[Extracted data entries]
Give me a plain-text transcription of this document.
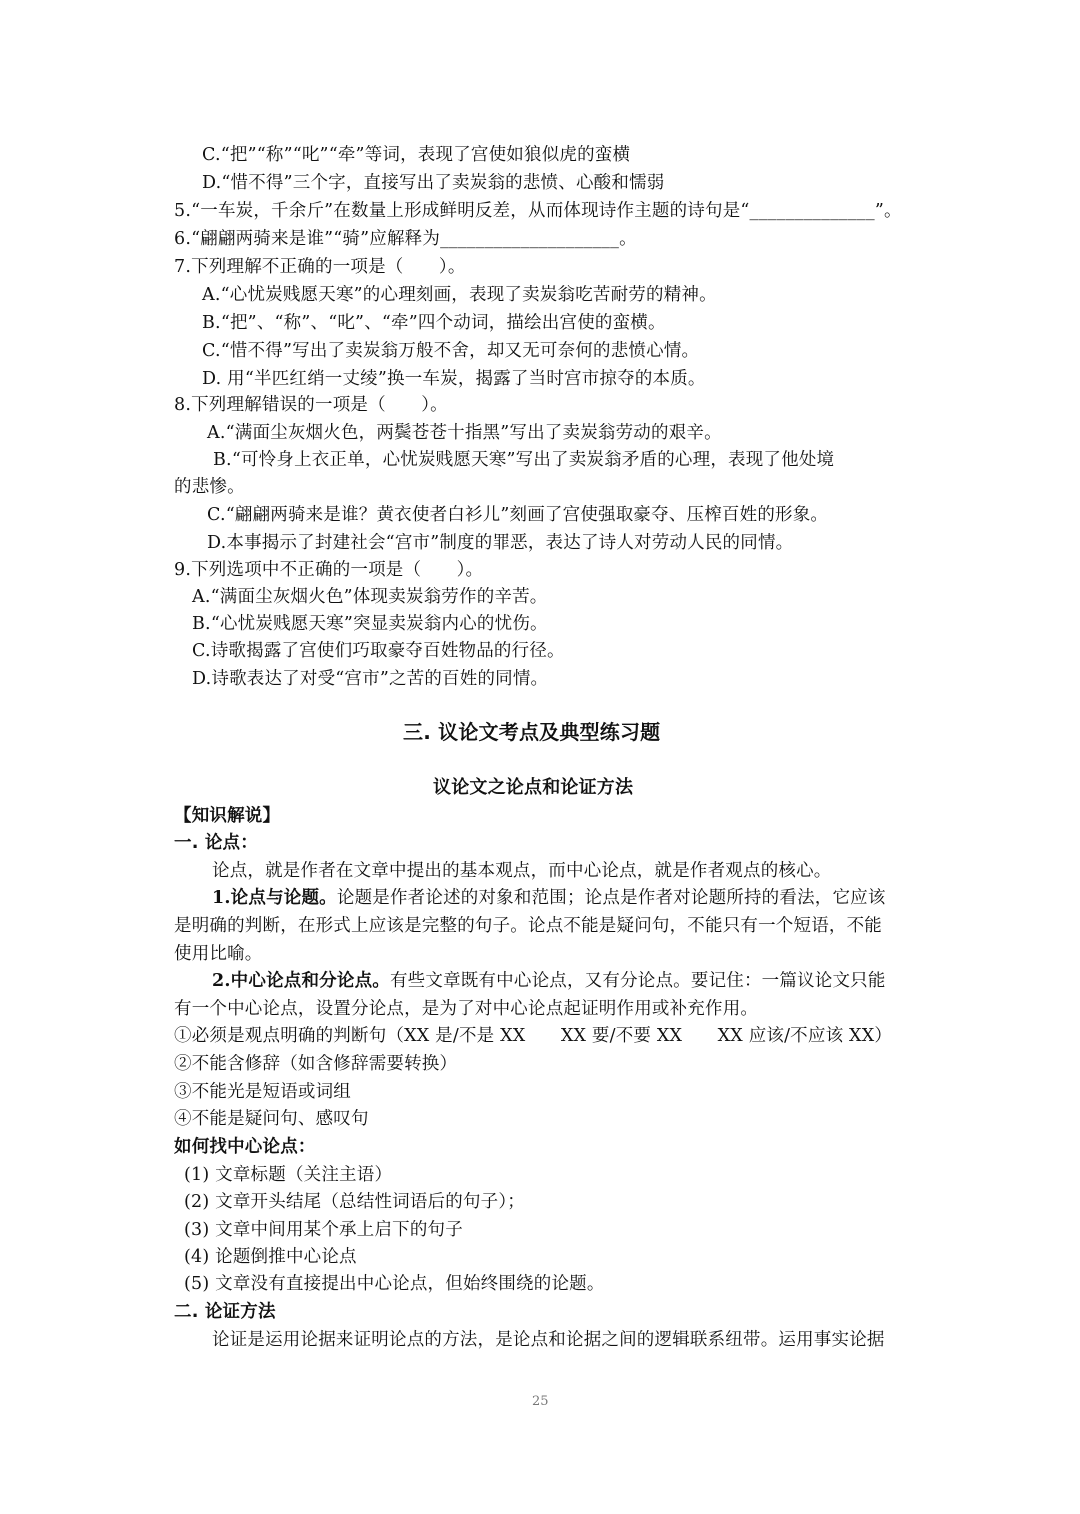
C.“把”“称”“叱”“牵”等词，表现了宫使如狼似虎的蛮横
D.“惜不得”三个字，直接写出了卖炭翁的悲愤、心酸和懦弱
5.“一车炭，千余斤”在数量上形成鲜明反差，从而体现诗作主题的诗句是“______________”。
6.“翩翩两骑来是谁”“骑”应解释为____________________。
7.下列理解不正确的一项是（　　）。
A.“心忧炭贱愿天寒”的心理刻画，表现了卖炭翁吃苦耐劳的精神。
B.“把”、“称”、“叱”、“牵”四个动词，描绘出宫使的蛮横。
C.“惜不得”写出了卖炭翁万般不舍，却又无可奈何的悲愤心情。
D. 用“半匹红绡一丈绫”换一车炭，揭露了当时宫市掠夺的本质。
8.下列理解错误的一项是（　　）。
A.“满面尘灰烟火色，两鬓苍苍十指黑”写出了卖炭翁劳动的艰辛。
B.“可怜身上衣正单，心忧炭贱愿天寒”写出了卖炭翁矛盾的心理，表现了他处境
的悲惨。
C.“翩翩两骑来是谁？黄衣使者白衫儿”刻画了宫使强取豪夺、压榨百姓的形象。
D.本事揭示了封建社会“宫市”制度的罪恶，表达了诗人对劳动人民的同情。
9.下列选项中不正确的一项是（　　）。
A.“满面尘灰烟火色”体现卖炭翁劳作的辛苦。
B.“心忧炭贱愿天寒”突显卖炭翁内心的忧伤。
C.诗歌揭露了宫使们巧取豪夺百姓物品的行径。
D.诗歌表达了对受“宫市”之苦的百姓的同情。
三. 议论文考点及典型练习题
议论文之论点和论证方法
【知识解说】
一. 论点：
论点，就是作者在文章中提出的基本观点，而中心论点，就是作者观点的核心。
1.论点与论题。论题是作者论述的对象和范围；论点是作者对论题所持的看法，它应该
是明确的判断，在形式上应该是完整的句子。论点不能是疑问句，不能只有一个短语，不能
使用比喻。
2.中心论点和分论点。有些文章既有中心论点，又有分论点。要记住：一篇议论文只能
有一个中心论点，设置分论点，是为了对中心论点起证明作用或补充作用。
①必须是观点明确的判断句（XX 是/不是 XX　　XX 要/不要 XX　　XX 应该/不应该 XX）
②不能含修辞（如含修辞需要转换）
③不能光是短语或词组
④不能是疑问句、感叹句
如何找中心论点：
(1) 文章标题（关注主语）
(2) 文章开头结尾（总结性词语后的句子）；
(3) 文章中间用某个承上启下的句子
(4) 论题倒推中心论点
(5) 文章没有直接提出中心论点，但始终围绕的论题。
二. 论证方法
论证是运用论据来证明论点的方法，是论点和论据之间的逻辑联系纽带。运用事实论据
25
--
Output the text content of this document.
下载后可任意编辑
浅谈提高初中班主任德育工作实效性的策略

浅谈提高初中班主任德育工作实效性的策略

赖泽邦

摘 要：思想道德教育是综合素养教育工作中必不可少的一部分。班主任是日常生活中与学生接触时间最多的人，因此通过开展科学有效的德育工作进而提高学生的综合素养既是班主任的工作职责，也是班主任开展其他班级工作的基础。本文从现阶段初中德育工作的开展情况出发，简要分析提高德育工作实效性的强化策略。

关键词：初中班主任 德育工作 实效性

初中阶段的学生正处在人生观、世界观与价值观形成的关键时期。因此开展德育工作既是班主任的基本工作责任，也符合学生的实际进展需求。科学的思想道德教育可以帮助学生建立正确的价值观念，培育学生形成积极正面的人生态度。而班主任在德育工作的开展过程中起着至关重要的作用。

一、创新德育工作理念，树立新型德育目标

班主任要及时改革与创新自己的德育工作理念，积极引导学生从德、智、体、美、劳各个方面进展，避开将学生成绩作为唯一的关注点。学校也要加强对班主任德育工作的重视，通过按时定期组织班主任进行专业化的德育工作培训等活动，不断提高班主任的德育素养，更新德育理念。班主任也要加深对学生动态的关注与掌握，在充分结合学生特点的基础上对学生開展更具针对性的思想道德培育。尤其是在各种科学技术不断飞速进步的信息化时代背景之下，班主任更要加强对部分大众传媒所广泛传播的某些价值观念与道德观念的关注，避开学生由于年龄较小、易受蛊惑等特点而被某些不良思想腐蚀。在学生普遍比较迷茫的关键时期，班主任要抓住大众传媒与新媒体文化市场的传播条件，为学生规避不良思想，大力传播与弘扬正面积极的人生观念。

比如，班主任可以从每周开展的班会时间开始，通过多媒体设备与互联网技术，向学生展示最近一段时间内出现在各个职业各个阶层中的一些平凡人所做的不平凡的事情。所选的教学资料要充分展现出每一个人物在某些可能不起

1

■ **Exercise task**
Among the lines of the material, find those that hold the word "翩翩两骑来是谁" and copy them.

■ **Correct output**
6.“翩翩两骑来是谁”“骑”应解释为____________________。
C.“翩翩两骑来是谁？黄衣使者白衫儿”刻画了宫使强取豪夺、压榨百姓的形象。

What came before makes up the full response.